* EXTRACTED ENTRIES *

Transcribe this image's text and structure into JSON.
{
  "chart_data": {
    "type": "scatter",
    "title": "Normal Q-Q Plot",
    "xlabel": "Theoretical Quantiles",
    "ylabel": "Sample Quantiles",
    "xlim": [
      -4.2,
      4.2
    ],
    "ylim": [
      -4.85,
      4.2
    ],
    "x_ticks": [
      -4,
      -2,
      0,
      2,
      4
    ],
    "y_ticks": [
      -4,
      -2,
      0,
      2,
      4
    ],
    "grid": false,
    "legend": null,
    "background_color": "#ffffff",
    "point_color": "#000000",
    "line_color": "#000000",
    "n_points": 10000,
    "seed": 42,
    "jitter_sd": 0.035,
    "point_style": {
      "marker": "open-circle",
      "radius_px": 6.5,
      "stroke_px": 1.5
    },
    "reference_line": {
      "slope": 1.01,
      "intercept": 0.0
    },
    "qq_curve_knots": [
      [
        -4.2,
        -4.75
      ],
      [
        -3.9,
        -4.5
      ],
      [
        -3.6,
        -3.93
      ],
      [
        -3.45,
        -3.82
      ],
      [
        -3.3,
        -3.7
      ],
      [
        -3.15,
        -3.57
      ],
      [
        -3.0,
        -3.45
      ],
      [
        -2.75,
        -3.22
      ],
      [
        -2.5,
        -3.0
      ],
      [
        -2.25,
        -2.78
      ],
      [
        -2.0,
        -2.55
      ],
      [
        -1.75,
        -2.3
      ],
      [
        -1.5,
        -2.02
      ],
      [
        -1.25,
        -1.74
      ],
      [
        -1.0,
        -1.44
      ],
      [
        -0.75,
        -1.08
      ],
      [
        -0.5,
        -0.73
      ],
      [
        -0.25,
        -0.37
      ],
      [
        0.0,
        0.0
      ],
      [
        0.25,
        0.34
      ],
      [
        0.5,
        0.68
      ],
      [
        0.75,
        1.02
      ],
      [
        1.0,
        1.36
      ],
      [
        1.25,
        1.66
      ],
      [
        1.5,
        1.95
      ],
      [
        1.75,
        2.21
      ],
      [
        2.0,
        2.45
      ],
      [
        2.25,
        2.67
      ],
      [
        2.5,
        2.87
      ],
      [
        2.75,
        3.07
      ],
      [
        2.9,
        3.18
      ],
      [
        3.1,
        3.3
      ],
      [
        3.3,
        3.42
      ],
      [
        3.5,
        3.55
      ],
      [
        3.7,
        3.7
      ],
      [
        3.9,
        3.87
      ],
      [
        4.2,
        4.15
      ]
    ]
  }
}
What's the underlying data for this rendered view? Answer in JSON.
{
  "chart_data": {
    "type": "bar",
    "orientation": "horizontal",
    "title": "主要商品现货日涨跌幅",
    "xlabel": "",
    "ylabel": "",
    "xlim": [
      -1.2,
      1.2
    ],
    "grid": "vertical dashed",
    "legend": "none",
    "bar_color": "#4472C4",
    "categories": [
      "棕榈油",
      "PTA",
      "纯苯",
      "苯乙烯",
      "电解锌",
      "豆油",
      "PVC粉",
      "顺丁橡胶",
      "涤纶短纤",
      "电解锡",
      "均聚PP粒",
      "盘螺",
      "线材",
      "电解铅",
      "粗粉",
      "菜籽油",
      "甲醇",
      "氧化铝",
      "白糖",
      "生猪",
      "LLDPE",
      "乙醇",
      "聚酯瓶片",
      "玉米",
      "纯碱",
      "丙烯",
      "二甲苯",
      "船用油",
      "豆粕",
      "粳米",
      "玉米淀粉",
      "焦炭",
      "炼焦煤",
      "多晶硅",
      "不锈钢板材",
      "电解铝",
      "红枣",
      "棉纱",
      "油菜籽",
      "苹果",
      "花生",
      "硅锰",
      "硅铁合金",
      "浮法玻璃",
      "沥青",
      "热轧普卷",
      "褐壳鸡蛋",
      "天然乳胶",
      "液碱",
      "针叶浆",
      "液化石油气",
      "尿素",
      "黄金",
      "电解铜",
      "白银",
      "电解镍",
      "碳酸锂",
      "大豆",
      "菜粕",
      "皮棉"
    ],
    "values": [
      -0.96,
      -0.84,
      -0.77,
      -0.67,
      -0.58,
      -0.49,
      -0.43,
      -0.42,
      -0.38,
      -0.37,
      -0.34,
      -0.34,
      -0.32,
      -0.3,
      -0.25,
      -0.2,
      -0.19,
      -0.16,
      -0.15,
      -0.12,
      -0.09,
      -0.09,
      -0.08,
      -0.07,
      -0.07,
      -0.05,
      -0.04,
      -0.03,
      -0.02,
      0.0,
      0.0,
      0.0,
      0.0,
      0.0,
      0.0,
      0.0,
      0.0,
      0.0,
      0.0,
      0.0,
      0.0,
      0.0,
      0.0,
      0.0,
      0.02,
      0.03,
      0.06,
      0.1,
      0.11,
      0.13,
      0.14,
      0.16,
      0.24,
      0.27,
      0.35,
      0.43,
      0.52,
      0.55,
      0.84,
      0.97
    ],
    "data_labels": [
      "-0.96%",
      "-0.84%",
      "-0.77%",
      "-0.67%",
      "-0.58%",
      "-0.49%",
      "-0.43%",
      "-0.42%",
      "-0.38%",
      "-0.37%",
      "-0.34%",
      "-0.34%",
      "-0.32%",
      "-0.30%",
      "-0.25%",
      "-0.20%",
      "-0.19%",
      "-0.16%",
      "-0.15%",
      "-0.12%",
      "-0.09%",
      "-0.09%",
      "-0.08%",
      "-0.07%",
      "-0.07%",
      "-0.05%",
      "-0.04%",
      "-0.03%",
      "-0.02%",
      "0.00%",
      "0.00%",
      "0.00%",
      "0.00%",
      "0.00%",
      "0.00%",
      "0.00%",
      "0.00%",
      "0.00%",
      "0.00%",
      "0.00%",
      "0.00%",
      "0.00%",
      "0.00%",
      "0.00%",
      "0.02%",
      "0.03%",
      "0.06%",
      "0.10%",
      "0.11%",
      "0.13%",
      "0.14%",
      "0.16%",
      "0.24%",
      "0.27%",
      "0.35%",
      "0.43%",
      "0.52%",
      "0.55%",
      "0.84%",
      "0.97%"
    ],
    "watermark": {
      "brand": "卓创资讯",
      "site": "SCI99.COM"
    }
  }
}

* EXERCISE GOAL *
Every line of the records above needs to be given again exactly.

* RESPONSE TO THE EXERCISE *
Transcribe this image's text and structure into JSON.
{
  "chart_data": {
    "type": "scatter",
    "title": "Normal Q-Q Plot",
    "xlabel": "Theoretical Quantiles",
    "ylabel": "Sample Quantiles",
    "xlim": [
      -4.2,
      4.2
    ],
    "ylim": [
      -4.85,
      4.2
    ],
    "x_ticks": [
      -4,
      -2,
      0,
      2,
      4
    ],
    "y_ticks": [
      -4,
      -2,
      0,
      2,
      4
    ],
    "grid": false,
    "legend": null,
    "background_color": "#ffffff",
    "point_color": "#000000",
    "line_color": "#000000",
    "n_points": 10000,
    "seed": 42,
    "jitter_sd": 0.035,
    "point_style": {
      "marker": "open-circle",
      "radius_px": 6.5,
      "stroke_px": 1.5
    },
    "reference_line": {
      "slope": 1.01,
      "intercept": 0.0
    },
    "qq_curve_knots": [
      [
        -4.2,
        -4.75
      ],
      [
        -3.9,
        -4.5
      ],
      [
        -3.6,
        -3.93
      ],
      [
        -3.45,
        -3.82
      ],
      [
        -3.3,
        -3.7
      ],
      [
        -3.15,
        -3.57
      ],
      [
        -3.0,
        -3.45
      ],
      [
        -2.75,
        -3.22
      ],
      [
        -2.5,
        -3.0
      ],
      [
        -2.25,
        -2.78
      ],
      [
        -2.0,
        -2.55
      ],
      [
        -1.75,
        -2.3
      ],
      [
        -1.5,
        -2.02
      ],
      [
        -1.25,
        -1.74
      ],
      [
        -1.0,
        -1.44
      ],
      [
        -0.75,
        -1.08
      ],
      [
        -0.5,
        -0.73
      ],
      [
        -0.25,
        -0.37
      ],
      [
        0.0,
        0.0
      ],
      [
        0.25,
        0.34
      ],
      [
        0.5,
        0.68
      ],
      [
        0.75,
        1.02
      ],
      [
        1.0,
        1.36
      ],
      [
        1.25,
        1.66
      ],
      [
        1.5,
        1.95
      ],
      [
        1.75,
        2.21
      ],
      [
        2.0,
        2.45
      ],
      [
        2.25,
        2.67
      ],
      [
        2.5,
        2.87
      ],
      [
        2.75,
        3.07
      ],
      [
        2.9,
        3.18
      ],
      [
        3.1,
        3.3
      ],
      [
        3.3,
        3.42
      ],
      [
        3.5,
        3.55
      ],
      [
        3.7,
        3.7
      ],
      [
        3.9,
        3.87
      ],
      [
        4.2,
        4.15
      ]
    ]
  }
}
What's the underlying data for this rendered view? Answer in JSON.
{
  "chart_data": {
    "type": "bar",
    "orientation": "horizontal",
    "title": "主要商品现货日涨跌幅",
    "xlabel": "",
    "ylabel": "",
    "xlim": [
      -1.2,
      1.2
    ],
    "grid": "vertical dashed",
    "legend": "none",
    "bar_color": "#4472C4",
    "categories": [
      "棕榈油",
      "PTA",
      "纯苯",
      "苯乙烯",
      "电解锌",
      "豆油",
      "PVC粉",
      "顺丁橡胶",
      "涤纶短纤",
      "电解锡",
      "均聚PP粒",
      "盘螺",
      "线材",
      "电解铅",
      "粗粉",
      "菜籽油",
      "甲醇",
      "氧化铝",
      "白糖",
      "生猪",
      "LLDPE",
      "乙醇",
      "聚酯瓶片",
      "玉米",
      "纯碱",
      "丙烯",
      "二甲苯",
      "船用油",
      "豆粕",
      "粳米",
      "玉米淀粉",
      "焦炭",
      "炼焦煤",
      "多晶硅",
      "不锈钢板材",
      "电解铝",
      "红枣",
      "棉纱",
      "油菜籽",
      "苹果",
      "花生",
      "硅锰",
      "硅铁合金",
      "浮法玻璃",
      "沥青",
      "热轧普卷",
      "褐壳鸡蛋",
      "天然乳胶",
      "液碱",
      "针叶浆",
      "液化石油气",
      "尿素",
      "黄金",
      "电解铜",
      "白银",
      "电解镍",
      "碳酸锂",
      "大豆",
      "菜粕",
      "皮棉"
    ],
    "values": [
      -0.96,
      -0.84,
      -0.77,
      -0.67,
      -0.58,
      -0.49,
      -0.43,
      -0.42,
      -0.38,
      -0.37,
      -0.34,
      -0.34,
      -0.32,
      -0.3,
      -0.25,
      -0.2,
      -0.19,
      -0.16,
      -0.15,
      -0.12,
      -0.09,
      -0.09,
      -0.08,
      -0.07,
      -0.07,
      -0.05,
      -0.04,
      -0.03,
      -0.02,
      0.0,
      0.0,
      0.0,
      0.0,
      0.0,
      0.0,
      0.0,
      0.0,
      0.0,
      0.0,
      0.0,
      0.0,
      0.0,
      0.0,
      0.0,
      0.02,
      0.03,
      0.06,
      0.1,
      0.11,
      0.13,
      0.14,
      0.16,
      0.24,
      0.27,
      0.35,
      0.43,
      0.52,
      0.55,
      0.84,
      0.97
    ],
    "data_labels": [
      "-0.96%",
      "-0.84%",
      "-0.77%",
      "-0.67%",
      "-0.58%",
      "-0.49%",
      "-0.43%",
      "-0.42%",
      "-0.38%",
      "-0.37%",
      "-0.34%",
      "-0.34%",
      "-0.32%",
      "-0.30%",
      "-0.25%",
      "-0.20%",
      "-0.19%",
      "-0.16%",
      "-0.15%",
      "-0.12%",
      "-0.09%",
      "-0.09%",
      "-0.08%",
      "-0.07%",
      "-0.07%",
      "-0.05%",
      "-0.04%",
      "-0.03%",
      "-0.02%",
      "0.00%",
      "0.00%",
      "0.00%",
      "0.00%",
      "0.00%",
      "0.00%",
      "0.00%",
      "0.00%",
      "0.00%",
      "0.00%",
      "0.00%",
      "0.00%",
      "0.00%",
      "0.00%",
      "0.00%",
      "0.02%",
      "0.03%",
      "0.06%",
      "0.10%",
      "0.11%",
      "0.13%",
      "0.14%",
      "0.16%",
      "0.24%",
      "0.27%",
      "0.35%",
      "0.43%",
      "0.52%",
      "0.55%",
      "0.84%",
      "0.97%"
    ],
    "watermark": {
      "brand": "卓创资讯",
      "site": "SCI99.COM"
    }
  }
}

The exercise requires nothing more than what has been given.